WORK TO BE COMPLETED: Reproduce word for word the lines from the one containing "heatmap-cell xyxy=(575,213,614,219)" down to the one containing "heatmap-cell xyxy=(496,621,537,627)", including both of those.

-------- SUPPLIED RECORDS --------

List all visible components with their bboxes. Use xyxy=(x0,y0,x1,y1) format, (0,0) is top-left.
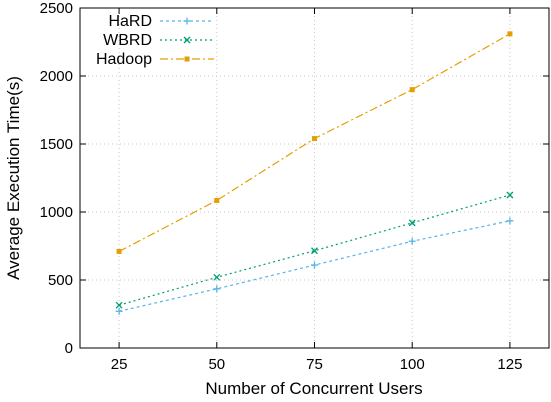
series-line-hadoop xyxy=(118,33,511,252)
data-point-wbrd xyxy=(311,247,318,255)
x-tick-label: 50 xyxy=(208,356,225,373)
legend-label-wbrd: WBRD xyxy=(103,32,152,49)
x-tick-label: 75 xyxy=(306,356,323,373)
data-point-hard xyxy=(311,261,318,269)
data-point-wbrd xyxy=(213,273,221,281)
data-point-hadoop xyxy=(409,87,415,93)
series-group xyxy=(115,31,514,315)
legend: HaRD WBRD Hadoop xyxy=(96,13,214,68)
y-tick-label: 500 xyxy=(48,272,73,289)
data-point-wbrd xyxy=(506,191,514,199)
data-point-hadoop xyxy=(214,197,220,203)
y-tick-label: 0 xyxy=(65,340,73,357)
x-tick-label: 100 xyxy=(400,356,425,373)
data-point-hard xyxy=(506,217,514,225)
y-tick-label: 2000 xyxy=(40,68,73,85)
data-point-hadoop xyxy=(507,31,513,37)
y-axis-title: Average Execution Time(s) xyxy=(4,76,23,280)
x-tick-label: 125 xyxy=(497,356,522,373)
data-point-hadoop xyxy=(312,136,317,142)
y-tick-label: 1000 xyxy=(40,204,73,221)
data-point-hard xyxy=(115,307,123,315)
legend-marker-wbrd xyxy=(183,36,191,44)
y-tick-label: 1500 xyxy=(40,136,73,153)
axis-ticks: 25 50 75 100 125 0 500 1000 1500 2000 2500 xyxy=(40,0,549,373)
legend-marker-hard xyxy=(183,17,191,25)
data-point-hadoop xyxy=(116,248,122,254)
data-point-wbrd xyxy=(408,219,416,227)
legend-marker-hadoop xyxy=(184,56,190,62)
data-point-wbrd xyxy=(115,301,123,309)
data-point-hard xyxy=(213,285,221,293)
legend-label-hard: HaRD xyxy=(108,13,152,30)
grid-lines xyxy=(80,7,549,349)
y-tick-label: 2500 xyxy=(40,0,73,17)
legend-label-hadoop: Hadoop xyxy=(96,51,152,68)
data-point-hard xyxy=(408,237,416,245)
x-axis-title: Number of Concurrent Users xyxy=(205,379,422,398)
x-tick-label: 25 xyxy=(111,356,128,373)
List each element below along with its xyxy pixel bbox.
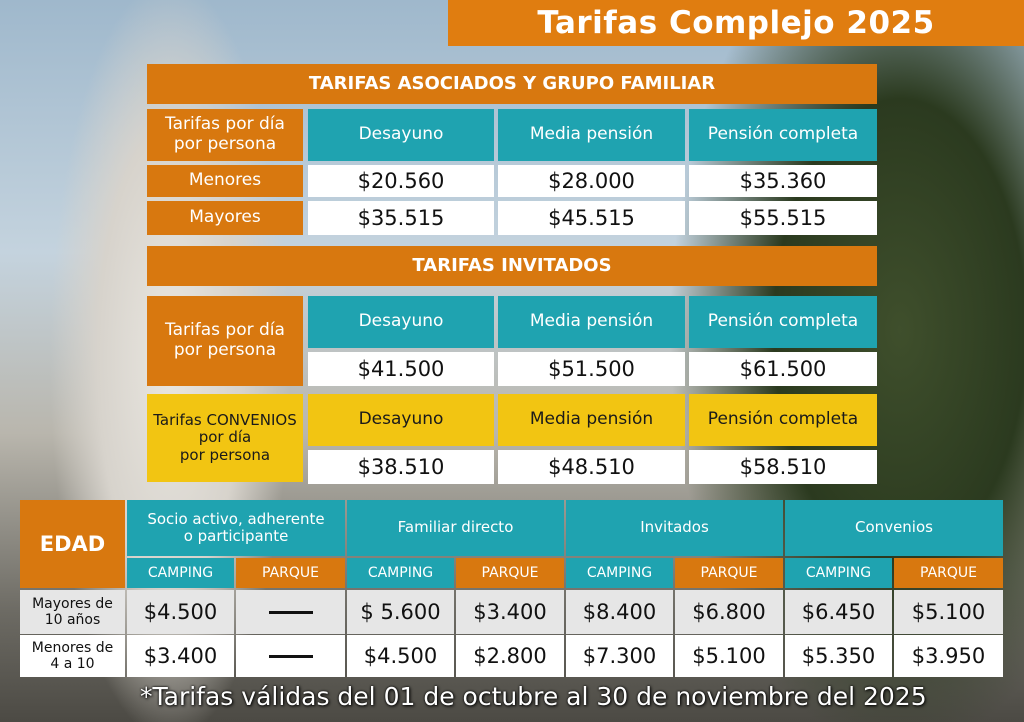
- asociados-menores-desayuno: $20.560: [308, 165, 494, 197]
- convenios-media-price: $48.510: [498, 450, 685, 484]
- convenios-completa-price: $58.510: [689, 450, 877, 484]
- row-label-menores: Menores de 4 a 10: [20, 635, 125, 677]
- invitados-completa-price: $61.500: [689, 352, 877, 386]
- subheader-parque: PARQUE: [894, 558, 1003, 588]
- invitados-col-pension-completa: Pensión completa: [689, 296, 877, 348]
- asociados-heading: TARIFAS ASOCIADOS Y GRUPO FAMILIAR: [147, 64, 877, 104]
- asociados-mayores-desayuno: $35.515: [308, 201, 494, 235]
- invitados-desayuno-price: $41.500: [308, 352, 494, 386]
- convenios-label-line-2: por día: [198, 428, 252, 447]
- subheader-camping: CAMPING: [785, 558, 892, 588]
- asociados-menores-completa: $35.360: [689, 165, 877, 197]
- table-cell: $6.800: [675, 590, 783, 634]
- group-invitados: Invitados: [566, 500, 783, 556]
- table-cell: $2.800: [456, 635, 564, 677]
- table-cell: $5.100: [894, 590, 1003, 634]
- table-cell: $ 5.600: [347, 590, 454, 634]
- asociados-row-label: Tarifas por día por persona: [147, 109, 303, 161]
- convenios-col-pension-completa: Pensión completa: [689, 394, 877, 446]
- subheader-parque: PARQUE: [236, 558, 345, 588]
- asociados-col-media-pension: Media pensión: [498, 109, 685, 161]
- table-cell: $8.400: [566, 590, 673, 634]
- invitados-col-desayuno: Desayuno: [308, 296, 494, 348]
- group-socio: Socio activo, adherente o participante: [127, 500, 345, 556]
- subheader-parque: PARQUE: [675, 558, 783, 588]
- table-cell: $3.400: [456, 590, 564, 634]
- invitados-media-price: $51.500: [498, 352, 685, 386]
- page-title: Tarifas Complejo 2025: [448, 0, 1024, 46]
- convenios-col-media-pension: Media pensión: [498, 394, 685, 446]
- asociados-menores-media: $28.000: [498, 165, 685, 197]
- group-familiar: Familiar directo: [347, 500, 564, 556]
- convenios-row-label: Tarifas CONVENIOS por día por persona: [147, 394, 303, 482]
- convenios-label-line-1: Tarifas CONVENIOS: [153, 411, 297, 430]
- validity-footnote: *Tarifas válidas del 01 de octubre al 30…: [140, 682, 927, 711]
- table-cell: $5.100: [675, 635, 783, 677]
- asociados-mayores-media: $45.515: [498, 201, 685, 235]
- asociados-row-mayores-label: Mayores: [147, 201, 303, 235]
- dash-icon: [268, 610, 313, 614]
- table-cell: $6.450: [785, 590, 892, 634]
- asociados-row-menores-label: Menores: [147, 165, 303, 197]
- dash-cell: [236, 590, 345, 634]
- table-cell: $5.350: [785, 635, 892, 677]
- table-cell: $3.400: [127, 635, 234, 677]
- subheader-camping: CAMPING: [566, 558, 673, 588]
- row-label-mayores: Mayores de 10 años: [20, 590, 125, 634]
- dash-cell: [236, 635, 345, 677]
- convenios-label-line-3: por persona: [179, 445, 271, 464]
- invitados-heading: TARIFAS INVITADOS: [147, 246, 877, 286]
- subheader-camping: CAMPING: [127, 558, 234, 588]
- asociados-mayores-completa: $55.515: [689, 201, 877, 235]
- table-cell: $3.950: [894, 635, 1003, 677]
- edad-header: EDAD: [20, 500, 125, 588]
- table-cell: $7.300: [566, 635, 673, 677]
- table-cell: $4.500: [127, 590, 234, 634]
- subheader-camping: CAMPING: [347, 558, 454, 588]
- subheader-parque: PARQUE: [456, 558, 564, 588]
- convenios-desayuno-price: $38.510: [308, 450, 494, 484]
- table-cell: $4.500: [347, 635, 454, 677]
- asociados-col-pension-completa: Pensión completa: [689, 109, 877, 161]
- invitados-col-media-pension: Media pensión: [498, 296, 685, 348]
- group-convenios: Convenios: [785, 500, 1003, 556]
- invitados-row-label: Tarifas por día por persona: [147, 296, 303, 386]
- convenios-col-desayuno: Desayuno: [308, 394, 494, 446]
- asociados-col-desayuno: Desayuno: [308, 109, 494, 161]
- dash-icon: [268, 654, 313, 658]
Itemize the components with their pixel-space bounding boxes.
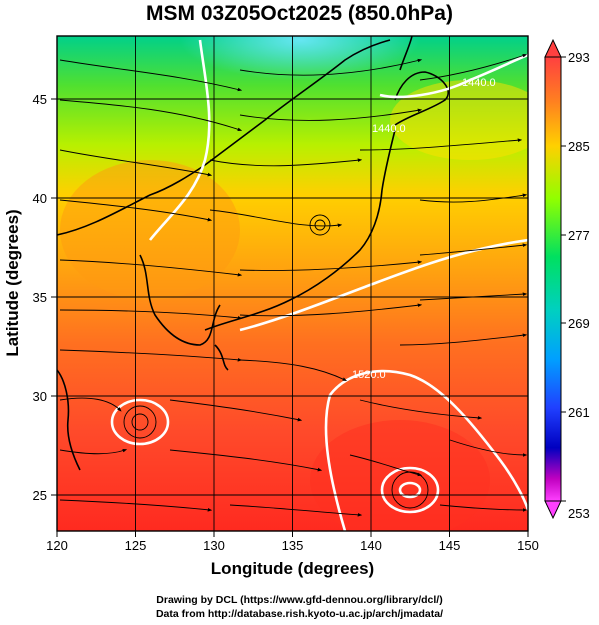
colorbar-tick-label: 293: [568, 50, 590, 65]
y-tick-label: 25: [33, 488, 47, 503]
x-tick-label: 125: [125, 538, 147, 553]
colorbar-max-arrow: [544, 38, 562, 58]
y-tick-label: 30: [33, 389, 47, 404]
coastlines: [57, 36, 449, 471]
y-axis: [51, 98, 57, 496]
colorbar-min-arrow: [544, 500, 562, 520]
colorbar-tick-label: 277: [568, 228, 590, 243]
y-tick-label: 40: [33, 191, 47, 206]
x-tick-label: 140: [360, 538, 382, 553]
map-title: MSM 03Z05Oct2025 (850.0hPa): [146, 2, 453, 25]
contour-label-2: 1440.0: [372, 123, 406, 135]
geopotential-contours: [110, 39, 528, 531]
colorbar: [544, 38, 566, 520]
x-tick-label: 120: [46, 538, 68, 553]
colorbar-tick-label: 285: [568, 139, 590, 154]
x-axis-title: Longitude (degrees): [211, 559, 374, 578]
x-tick-label: 150: [517, 538, 539, 553]
colorbar-tick-label: 253: [568, 506, 590, 521]
y-tick-label: 45: [33, 92, 47, 107]
x-axis: [56, 531, 529, 537]
graticule: [57, 36, 528, 531]
colorbar-tick-label: 269: [568, 316, 590, 331]
contour-label-3: 1520.0: [352, 369, 386, 381]
colorbar-tick-label: 261: [568, 405, 590, 420]
x-tick-label: 130: [203, 538, 225, 553]
x-tick-label: 135: [282, 538, 304, 553]
footer-credit-data: Data from http://database.rish.kyoto-u.a…: [155, 608, 444, 620]
contour-label-1: 1440.0: [462, 77, 496, 89]
y-tick-label: 35: [33, 290, 47, 305]
y-axis-title: Latitude (degrees): [3, 209, 22, 356]
footer-credit-drawing: Drawing by DCL (https://www.gfd-dennou.o…: [156, 594, 443, 606]
temperature-field: [57, 36, 528, 531]
x-tick-label: 145: [439, 538, 461, 553]
wind-streamlines: [59, 54, 528, 517]
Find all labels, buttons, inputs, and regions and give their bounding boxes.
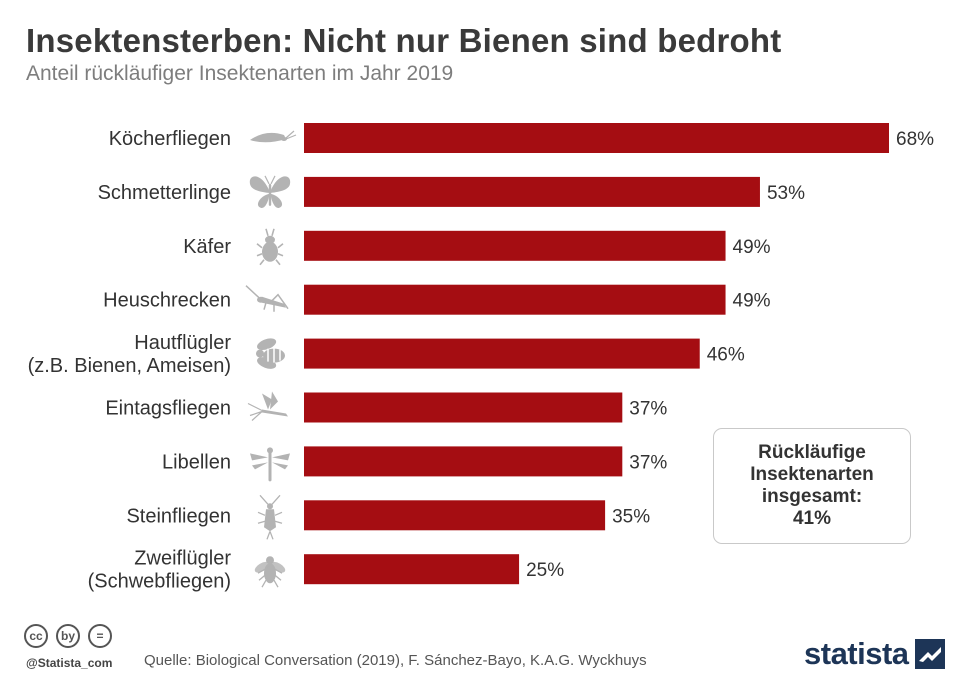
category-label: Zweiflügler (Schwebfliegen) [88,548,232,593]
statista-logo-icon [914,639,945,669]
brand-wordmark: statista [804,636,909,671]
bar[interactable] [304,123,889,153]
statista-handle[interactable]: @Statista_com [26,656,113,670]
bar-value-label: 49% [733,237,771,258]
beetle-icon [256,228,284,266]
callout-line-3: insgesamt: [761,486,863,507]
bar[interactable] [304,176,760,207]
category-label: Köcherfliegen [109,128,231,150]
chart-title: Insektensterben: Nicht nur Bienen sind b… [26,22,782,59]
total-callout: Rückläufige Insektenarten insgesamt: 41% [713,428,911,544]
bar-value-label: 25% [526,560,564,581]
license-icons: cc by = [24,624,112,648]
callout-line-1: Rückläufige [758,442,866,463]
category-label: Steinfliegen [126,505,231,527]
bar-value-label: 53% [767,183,805,204]
bar-value-label: 49% [733,291,771,312]
callout-line-2: Insektenarten [750,464,874,485]
statista-brand[interactable]: statista [804,636,945,672]
category-label: Libellen [162,451,231,473]
bar-value-label: 37% [629,452,667,473]
caddisfly-icon [250,130,297,143]
cc-icon[interactable]: cc [24,624,48,648]
butterfly-icon [249,175,291,208]
fly-icon [254,556,286,588]
bar[interactable] [304,338,700,369]
chart-subtitle: Anteil rückläufiger Insektenarten im Jah… [26,62,454,85]
callout-total-value: 41% [792,508,832,529]
bar[interactable] [304,230,726,261]
bee-icon [256,338,285,369]
category-label: Hautflügler (z.B. Bienen, Ameisen) [28,332,232,377]
attribution-icon[interactable]: by [56,624,80,648]
bar[interactable] [304,446,623,477]
no-derivatives-icon[interactable]: = [88,624,112,648]
bar[interactable] [304,392,623,423]
category-label: Heuschrecken [103,290,231,312]
bar-value-label: 68% [896,129,934,150]
dragonfly-icon [250,447,290,482]
grasshopper-icon [245,285,289,312]
source-note: Quelle: Biological Conversation (2019), … [144,652,647,669]
bar-value-label: 37% [629,399,667,420]
bar[interactable] [304,554,520,585]
bar-value-label: 35% [612,506,650,527]
stonefly-icon [257,494,283,540]
bar-chart: 68% Köcherfliegen 53% Schmetterlinge 49% Käfe… [28,123,934,593]
bar[interactable] [304,284,726,315]
mayfly-icon [247,391,288,421]
category-label: Schmetterlinge [98,182,231,204]
bar[interactable] [304,500,606,531]
bar-value-label: 46% [707,345,745,366]
category-label: Eintagsfliegen [105,398,231,420]
category-label: Käfer [183,236,231,258]
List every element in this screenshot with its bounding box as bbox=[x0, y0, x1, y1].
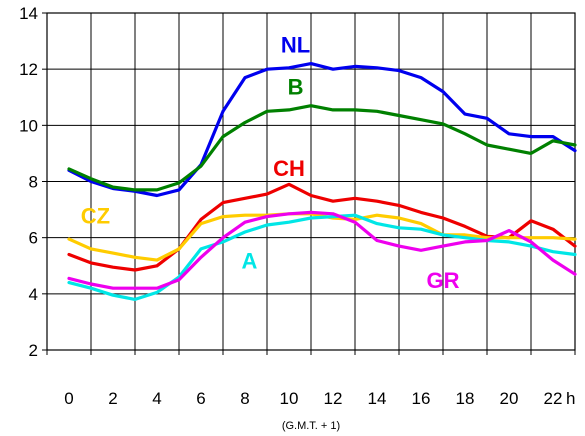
x-axis-unit-label: h bbox=[566, 389, 575, 408]
x-tick-label: 6 bbox=[196, 389, 205, 408]
series-line-nl bbox=[67, 61, 577, 198]
series-label-b: B bbox=[288, 74, 304, 99]
x-axis-note: (G.M.T. + 1) bbox=[282, 420, 340, 432]
x-tick-label: 14 bbox=[368, 389, 387, 408]
series-line-a bbox=[67, 213, 577, 301]
y-tick-label: 8 bbox=[29, 173, 38, 192]
series-line-gr bbox=[67, 210, 577, 290]
series-label-cz: CZ bbox=[81, 204, 110, 229]
y-tick-label: 6 bbox=[29, 229, 38, 248]
series-label-a: A bbox=[241, 249, 257, 274]
y-tick-label: 14 bbox=[19, 4, 38, 23]
y-tick-label: 12 bbox=[19, 60, 38, 79]
x-tick-label: 8 bbox=[240, 389, 249, 408]
y-tick-label: 2 bbox=[29, 341, 38, 360]
x-tick-label: 10 bbox=[280, 389, 299, 408]
x-tick-label: 18 bbox=[456, 389, 475, 408]
series-line-b bbox=[67, 104, 577, 192]
x-tick-label: 12 bbox=[324, 389, 343, 408]
series-label-ch: CH bbox=[273, 156, 305, 181]
series-labels: NL B CH CZ A GR bbox=[81, 32, 460, 293]
series-label-nl: NL bbox=[281, 32, 310, 57]
x-tick-label: 2 bbox=[108, 389, 117, 408]
y-tick-label: 10 bbox=[19, 116, 38, 135]
series-line-cz bbox=[67, 212, 577, 262]
x-tick-label: 22 bbox=[544, 389, 563, 408]
y-tick-label: 4 bbox=[29, 285, 38, 304]
series-group bbox=[67, 61, 577, 301]
x-tick-label: 20 bbox=[500, 389, 519, 408]
x-tick-label: 0 bbox=[64, 389, 73, 408]
x-tick-label: 4 bbox=[152, 389, 161, 408]
axes: 2 4 6 8 10 12 14 0 2 4 6 8 10 12 14 16 18 20 22 bbox=[19, 4, 576, 408]
series-label-gr: GR bbox=[427, 268, 460, 293]
x-tick-label: 16 bbox=[412, 389, 431, 408]
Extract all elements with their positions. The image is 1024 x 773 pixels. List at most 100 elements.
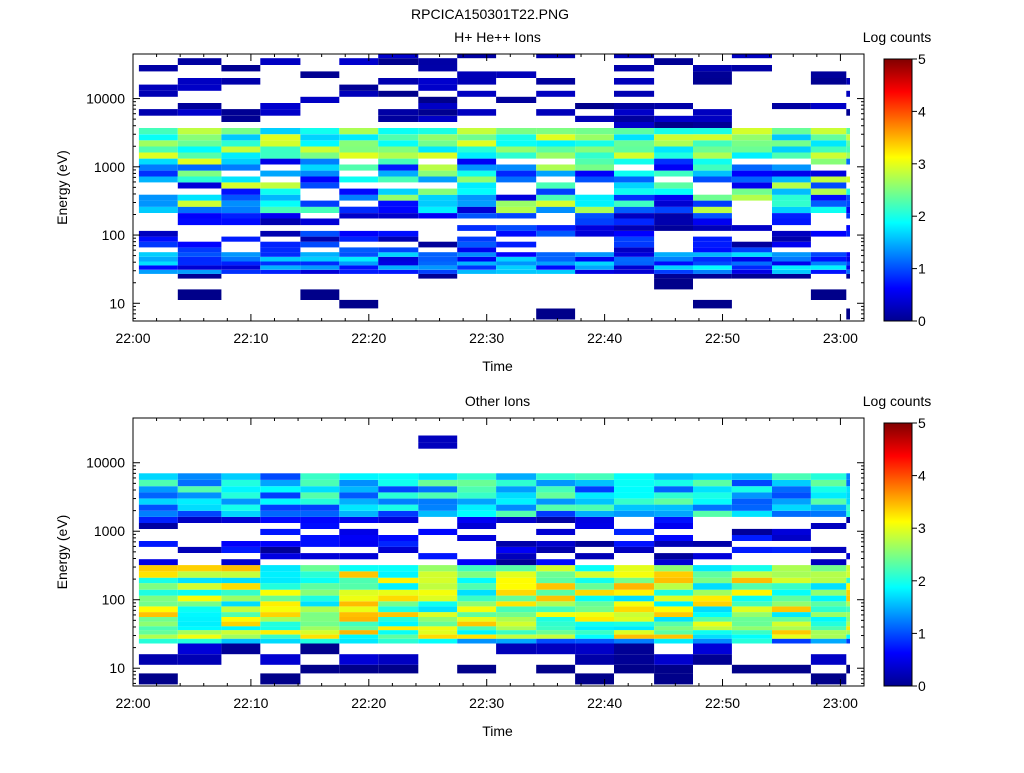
heatmap-cell xyxy=(575,213,614,219)
heatmap-cell xyxy=(693,252,732,257)
heatmap-cell xyxy=(810,621,847,627)
heatmap-cell xyxy=(260,654,301,665)
heatmap-cell xyxy=(810,134,847,141)
heatmap-cell xyxy=(300,583,340,590)
heatmap-cell xyxy=(654,170,693,177)
heatmap-cell xyxy=(138,612,178,617)
heatmap-cell xyxy=(300,261,340,266)
heatmap-cell xyxy=(418,213,458,219)
heatmap-cell xyxy=(772,170,811,177)
heatmap-cell xyxy=(536,546,576,553)
heatmap-cell xyxy=(260,583,301,590)
heatmap-cell xyxy=(614,152,655,159)
heatmap-cell xyxy=(536,206,576,213)
heatmap-cell xyxy=(614,121,655,128)
y-tick-label: 10000 xyxy=(86,91,125,107)
heatmap-cell xyxy=(693,241,732,248)
heatmap-cell xyxy=(177,634,222,639)
heatmap-cell xyxy=(300,577,340,584)
heatmap-cell xyxy=(575,230,614,237)
heatmap-cell xyxy=(772,601,811,607)
heatmap-cell xyxy=(177,269,222,274)
heatmap-cell xyxy=(177,612,222,617)
x-tick-label: 23:00 xyxy=(823,330,858,346)
heatmap-cell xyxy=(177,571,222,578)
heatmap-cell xyxy=(772,236,811,242)
heatmap-cell xyxy=(457,638,497,644)
heatmap-cell xyxy=(772,492,811,499)
x-tick-label: 23:00 xyxy=(823,695,858,711)
heatmap-cell xyxy=(536,308,576,320)
heatmap-cell xyxy=(575,504,614,511)
heatmap-cell xyxy=(693,577,732,584)
heatmap-cell xyxy=(496,510,537,517)
heatmap-cell xyxy=(378,206,419,213)
heatmap-cell xyxy=(693,236,732,242)
heatmap-cell xyxy=(846,109,850,116)
heatmap-cell xyxy=(772,134,811,141)
heatmap-cell xyxy=(260,606,301,613)
heatmap-cell xyxy=(138,617,178,622)
heatmap-cell xyxy=(536,152,576,159)
heatmap-cell xyxy=(772,176,811,183)
heatmap-cell xyxy=(339,213,379,219)
heatmap-cell xyxy=(693,128,732,135)
heatmap-cell xyxy=(221,546,261,553)
heatmap-cell xyxy=(418,103,458,110)
heatmap-cell xyxy=(221,218,261,226)
heatmap-cell xyxy=(339,480,379,487)
heatmap-cell xyxy=(378,571,419,578)
heatmap-cell xyxy=(496,200,537,207)
heatmap-cell xyxy=(260,230,301,237)
heatmap-cell xyxy=(339,84,379,91)
heatmap-cell xyxy=(810,510,847,517)
heatmap-cell xyxy=(496,621,537,627)
heatmap-cell xyxy=(693,504,732,511)
heatmap-cell xyxy=(138,176,178,183)
heatmap-cell xyxy=(496,241,537,248)
heatmap-cell xyxy=(614,473,655,480)
heatmap-cell xyxy=(221,498,261,505)
heatmap-cell xyxy=(810,128,847,135)
heatmap-cell xyxy=(536,170,576,177)
heatmap-cell xyxy=(177,218,222,226)
heatmap-cell xyxy=(536,164,576,171)
y-tick-label: 100 xyxy=(102,592,126,608)
heatmap-cell xyxy=(575,200,614,207)
heatmap-cell xyxy=(654,188,693,195)
heatmap-cell xyxy=(536,486,576,493)
heatmap-cell xyxy=(536,634,576,639)
heatmap-cell xyxy=(575,553,614,560)
heatmap-cell xyxy=(614,65,655,72)
heatmap-cell xyxy=(418,140,458,147)
heatmap-cell xyxy=(418,617,458,622)
heatmap-cell xyxy=(378,626,419,631)
heatmap-cell xyxy=(457,200,497,207)
heatmap-cell xyxy=(260,630,301,635)
heatmap-cell xyxy=(177,577,222,584)
heatmap-cell xyxy=(654,194,693,201)
heatmap-cell xyxy=(846,146,850,153)
heatmap-cell xyxy=(614,626,655,631)
heatmap-cell xyxy=(496,577,537,584)
heatmap-cell xyxy=(846,206,850,213)
heatmap-cell xyxy=(260,516,301,523)
heatmap-cell xyxy=(846,606,850,613)
heatmap-cell xyxy=(496,194,537,201)
heatmap-cell xyxy=(177,626,222,631)
heatmap-cell xyxy=(693,630,732,635)
heatmap-cell xyxy=(731,565,772,572)
heatmap-cell xyxy=(772,664,811,674)
heatmap-cell xyxy=(846,492,850,499)
heatmap-cell xyxy=(300,176,340,183)
heatmap-cell xyxy=(496,589,537,596)
heatmap-cell xyxy=(177,654,222,665)
heatmap-cell xyxy=(339,583,379,590)
heatmap-cell xyxy=(378,54,419,59)
heatmap-cell xyxy=(457,182,497,189)
heatmap-cell xyxy=(614,54,655,59)
heatmap-cell xyxy=(221,213,261,219)
heatmap-cell xyxy=(496,630,537,635)
heatmap-cell xyxy=(138,510,178,517)
heatmap-cell xyxy=(177,498,222,505)
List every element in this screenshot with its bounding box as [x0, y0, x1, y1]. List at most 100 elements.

--------

RESULT OF THE TASK:
heatmap-cell xyxy=(575,213,614,219)
heatmap-cell xyxy=(693,252,732,257)
heatmap-cell xyxy=(810,621,847,627)
heatmap-cell xyxy=(260,654,301,665)
heatmap-cell xyxy=(810,134,847,141)
heatmap-cell xyxy=(300,583,340,590)
heatmap-cell xyxy=(654,170,693,177)
heatmap-cell xyxy=(138,612,178,617)
heatmap-cell xyxy=(300,261,340,266)
heatmap-cell xyxy=(418,213,458,219)
heatmap-cell xyxy=(772,170,811,177)
heatmap-cell xyxy=(536,546,576,553)
heatmap-cell xyxy=(260,583,301,590)
heatmap-cell xyxy=(614,152,655,159)
heatmap-cell xyxy=(536,206,576,213)
heatmap-cell xyxy=(614,121,655,128)
y-tick-label: 10000 xyxy=(86,91,125,107)
heatmap-cell xyxy=(693,241,732,248)
heatmap-cell xyxy=(177,634,222,639)
heatmap-cell xyxy=(300,577,340,584)
heatmap-cell xyxy=(575,230,614,237)
heatmap-cell xyxy=(772,601,811,607)
heatmap-cell xyxy=(177,269,222,274)
heatmap-cell xyxy=(177,612,222,617)
x-tick-label: 23:00 xyxy=(823,330,858,346)
heatmap-cell xyxy=(177,571,222,578)
heatmap-cell xyxy=(772,236,811,242)
heatmap-cell xyxy=(457,638,497,644)
heatmap-cell xyxy=(772,492,811,499)
x-tick-label: 23:00 xyxy=(823,695,858,711)
heatmap-cell xyxy=(536,308,576,320)
heatmap-cell xyxy=(575,504,614,511)
heatmap-cell xyxy=(693,577,732,584)
heatmap-cell xyxy=(496,510,537,517)
heatmap-cell xyxy=(378,206,419,213)
heatmap-cell xyxy=(693,236,732,242)
heatmap-cell xyxy=(846,109,850,116)
heatmap-cell xyxy=(772,134,811,141)
heatmap-cell xyxy=(260,606,301,613)
heatmap-cell xyxy=(138,617,178,622)
heatmap-cell xyxy=(536,152,576,159)
heatmap-cell xyxy=(772,176,811,183)
heatmap-cell xyxy=(339,213,379,219)
heatmap-cell xyxy=(693,128,732,135)
heatmap-cell xyxy=(221,546,261,553)
heatmap-cell xyxy=(418,103,458,110)
heatmap-cell xyxy=(221,218,261,226)
heatmap-cell xyxy=(339,480,379,487)
heatmap-cell xyxy=(378,571,419,578)
heatmap-cell xyxy=(496,200,537,207)
heatmap-cell xyxy=(260,230,301,237)
heatmap-cell xyxy=(339,84,379,91)
heatmap-cell xyxy=(810,510,847,517)
heatmap-cell xyxy=(496,621,537,627)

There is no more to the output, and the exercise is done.